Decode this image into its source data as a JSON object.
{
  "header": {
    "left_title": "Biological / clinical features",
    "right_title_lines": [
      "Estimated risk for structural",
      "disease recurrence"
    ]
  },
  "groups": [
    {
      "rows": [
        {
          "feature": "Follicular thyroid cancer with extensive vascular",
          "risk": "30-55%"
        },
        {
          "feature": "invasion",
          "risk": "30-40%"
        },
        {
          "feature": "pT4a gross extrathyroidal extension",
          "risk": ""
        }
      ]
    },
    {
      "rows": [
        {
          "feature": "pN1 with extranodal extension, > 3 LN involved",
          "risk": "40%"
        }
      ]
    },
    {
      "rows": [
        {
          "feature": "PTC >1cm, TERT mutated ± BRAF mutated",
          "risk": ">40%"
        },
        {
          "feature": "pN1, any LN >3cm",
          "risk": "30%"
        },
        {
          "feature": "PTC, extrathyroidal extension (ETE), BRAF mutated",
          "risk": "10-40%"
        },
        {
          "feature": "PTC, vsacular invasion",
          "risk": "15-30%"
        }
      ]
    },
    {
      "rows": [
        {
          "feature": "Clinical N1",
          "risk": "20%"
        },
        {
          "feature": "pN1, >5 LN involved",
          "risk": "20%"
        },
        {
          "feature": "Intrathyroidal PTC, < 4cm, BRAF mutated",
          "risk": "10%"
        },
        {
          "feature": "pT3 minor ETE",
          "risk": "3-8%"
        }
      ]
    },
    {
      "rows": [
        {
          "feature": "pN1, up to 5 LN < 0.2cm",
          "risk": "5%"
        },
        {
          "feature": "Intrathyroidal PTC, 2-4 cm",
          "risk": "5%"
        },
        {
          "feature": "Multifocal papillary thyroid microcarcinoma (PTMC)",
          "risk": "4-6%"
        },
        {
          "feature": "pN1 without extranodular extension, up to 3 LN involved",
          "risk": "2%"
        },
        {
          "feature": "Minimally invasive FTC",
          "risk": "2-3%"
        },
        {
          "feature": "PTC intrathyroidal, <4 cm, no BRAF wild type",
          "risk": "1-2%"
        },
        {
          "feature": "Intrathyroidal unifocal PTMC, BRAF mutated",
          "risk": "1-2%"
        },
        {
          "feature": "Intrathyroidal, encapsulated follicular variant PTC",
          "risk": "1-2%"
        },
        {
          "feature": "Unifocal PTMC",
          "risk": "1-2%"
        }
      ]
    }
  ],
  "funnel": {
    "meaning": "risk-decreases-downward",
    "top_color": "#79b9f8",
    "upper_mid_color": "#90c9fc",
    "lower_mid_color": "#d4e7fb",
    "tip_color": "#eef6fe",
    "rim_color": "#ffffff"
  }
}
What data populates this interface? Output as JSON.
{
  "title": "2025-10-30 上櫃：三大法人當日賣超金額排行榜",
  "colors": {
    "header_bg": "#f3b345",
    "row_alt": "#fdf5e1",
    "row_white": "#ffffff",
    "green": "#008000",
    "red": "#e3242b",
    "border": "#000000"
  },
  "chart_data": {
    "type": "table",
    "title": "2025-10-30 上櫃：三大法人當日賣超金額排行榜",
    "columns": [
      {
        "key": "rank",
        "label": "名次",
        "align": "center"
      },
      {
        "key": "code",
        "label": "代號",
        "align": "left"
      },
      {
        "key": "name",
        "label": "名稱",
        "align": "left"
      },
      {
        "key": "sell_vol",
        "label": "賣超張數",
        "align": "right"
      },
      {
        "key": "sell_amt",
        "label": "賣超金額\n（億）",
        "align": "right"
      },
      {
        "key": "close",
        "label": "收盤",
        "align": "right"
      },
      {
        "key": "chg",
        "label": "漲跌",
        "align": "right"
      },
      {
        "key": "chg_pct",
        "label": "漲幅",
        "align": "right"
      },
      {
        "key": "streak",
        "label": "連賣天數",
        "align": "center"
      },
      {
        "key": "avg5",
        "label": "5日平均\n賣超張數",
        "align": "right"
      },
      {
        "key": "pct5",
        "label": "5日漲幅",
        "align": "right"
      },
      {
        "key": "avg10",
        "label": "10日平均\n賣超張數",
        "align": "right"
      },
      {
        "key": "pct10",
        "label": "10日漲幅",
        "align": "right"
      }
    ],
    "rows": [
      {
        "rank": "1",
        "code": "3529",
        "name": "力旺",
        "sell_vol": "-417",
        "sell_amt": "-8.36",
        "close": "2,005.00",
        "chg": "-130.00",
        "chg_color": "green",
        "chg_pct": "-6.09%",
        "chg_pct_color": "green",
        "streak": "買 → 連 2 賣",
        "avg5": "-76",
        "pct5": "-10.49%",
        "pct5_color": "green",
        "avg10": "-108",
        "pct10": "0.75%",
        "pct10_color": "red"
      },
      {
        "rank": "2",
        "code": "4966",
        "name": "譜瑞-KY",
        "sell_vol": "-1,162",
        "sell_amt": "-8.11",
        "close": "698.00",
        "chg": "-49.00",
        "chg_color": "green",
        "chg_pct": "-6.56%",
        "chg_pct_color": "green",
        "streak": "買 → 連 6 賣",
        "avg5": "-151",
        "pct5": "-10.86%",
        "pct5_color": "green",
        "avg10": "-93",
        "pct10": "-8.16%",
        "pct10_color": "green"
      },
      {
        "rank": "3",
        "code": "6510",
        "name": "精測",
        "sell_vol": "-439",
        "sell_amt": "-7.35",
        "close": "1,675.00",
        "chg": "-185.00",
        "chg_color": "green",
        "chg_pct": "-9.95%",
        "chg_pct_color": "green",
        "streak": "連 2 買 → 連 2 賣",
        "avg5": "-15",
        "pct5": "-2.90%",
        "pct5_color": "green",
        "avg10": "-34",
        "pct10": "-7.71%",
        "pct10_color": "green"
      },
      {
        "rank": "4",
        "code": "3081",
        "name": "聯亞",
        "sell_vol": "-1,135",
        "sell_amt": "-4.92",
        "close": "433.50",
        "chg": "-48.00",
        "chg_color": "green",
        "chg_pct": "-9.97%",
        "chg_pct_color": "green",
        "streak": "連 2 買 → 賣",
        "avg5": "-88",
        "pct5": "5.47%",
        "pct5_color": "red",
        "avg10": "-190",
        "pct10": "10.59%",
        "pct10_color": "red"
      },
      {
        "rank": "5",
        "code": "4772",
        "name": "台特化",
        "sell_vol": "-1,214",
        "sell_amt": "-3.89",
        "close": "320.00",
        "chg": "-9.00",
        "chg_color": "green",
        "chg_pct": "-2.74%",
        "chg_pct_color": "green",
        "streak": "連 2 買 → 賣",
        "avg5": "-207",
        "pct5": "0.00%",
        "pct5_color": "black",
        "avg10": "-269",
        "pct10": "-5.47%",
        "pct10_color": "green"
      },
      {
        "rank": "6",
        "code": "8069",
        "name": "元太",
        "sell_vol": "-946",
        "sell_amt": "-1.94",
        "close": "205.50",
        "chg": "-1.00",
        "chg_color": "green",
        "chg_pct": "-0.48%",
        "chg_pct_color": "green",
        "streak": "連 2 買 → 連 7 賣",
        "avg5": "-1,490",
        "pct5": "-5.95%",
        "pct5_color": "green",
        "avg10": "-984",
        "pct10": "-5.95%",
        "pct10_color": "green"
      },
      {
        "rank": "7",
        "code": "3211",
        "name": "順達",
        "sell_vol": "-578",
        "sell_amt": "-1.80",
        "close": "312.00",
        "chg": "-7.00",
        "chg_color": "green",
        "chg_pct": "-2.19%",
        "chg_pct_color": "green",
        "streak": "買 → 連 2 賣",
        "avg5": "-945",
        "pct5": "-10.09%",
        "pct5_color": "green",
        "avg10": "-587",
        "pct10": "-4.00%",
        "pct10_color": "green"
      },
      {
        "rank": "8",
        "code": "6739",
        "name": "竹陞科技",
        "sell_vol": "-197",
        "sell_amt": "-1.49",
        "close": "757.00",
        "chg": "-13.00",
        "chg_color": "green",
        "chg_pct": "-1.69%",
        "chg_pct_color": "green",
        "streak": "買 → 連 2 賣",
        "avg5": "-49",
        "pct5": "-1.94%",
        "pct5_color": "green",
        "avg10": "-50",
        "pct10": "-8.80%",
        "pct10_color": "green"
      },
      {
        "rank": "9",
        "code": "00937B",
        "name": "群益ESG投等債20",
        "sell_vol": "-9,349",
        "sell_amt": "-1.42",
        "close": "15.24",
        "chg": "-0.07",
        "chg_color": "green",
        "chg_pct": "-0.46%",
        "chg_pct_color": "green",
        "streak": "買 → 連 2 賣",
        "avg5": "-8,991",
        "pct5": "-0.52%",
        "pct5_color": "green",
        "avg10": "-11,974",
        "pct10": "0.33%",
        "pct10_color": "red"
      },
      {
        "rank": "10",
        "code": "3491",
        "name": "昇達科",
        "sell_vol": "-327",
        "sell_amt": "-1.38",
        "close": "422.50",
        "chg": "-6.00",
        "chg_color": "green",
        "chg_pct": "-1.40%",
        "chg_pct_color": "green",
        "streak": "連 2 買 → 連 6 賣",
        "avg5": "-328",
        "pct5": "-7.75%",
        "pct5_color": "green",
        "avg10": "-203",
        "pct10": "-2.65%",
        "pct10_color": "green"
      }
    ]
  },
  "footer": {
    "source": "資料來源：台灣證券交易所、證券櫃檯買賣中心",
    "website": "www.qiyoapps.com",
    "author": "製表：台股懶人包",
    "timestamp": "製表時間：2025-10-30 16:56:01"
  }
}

━━━━━━━━━━━━━━━━

**Work to do:** Return the lines of the records that include the string "this".

**Result of the task:**
Decode this image into its source data as a JSON object.
What data populates this interface? Output as JSON.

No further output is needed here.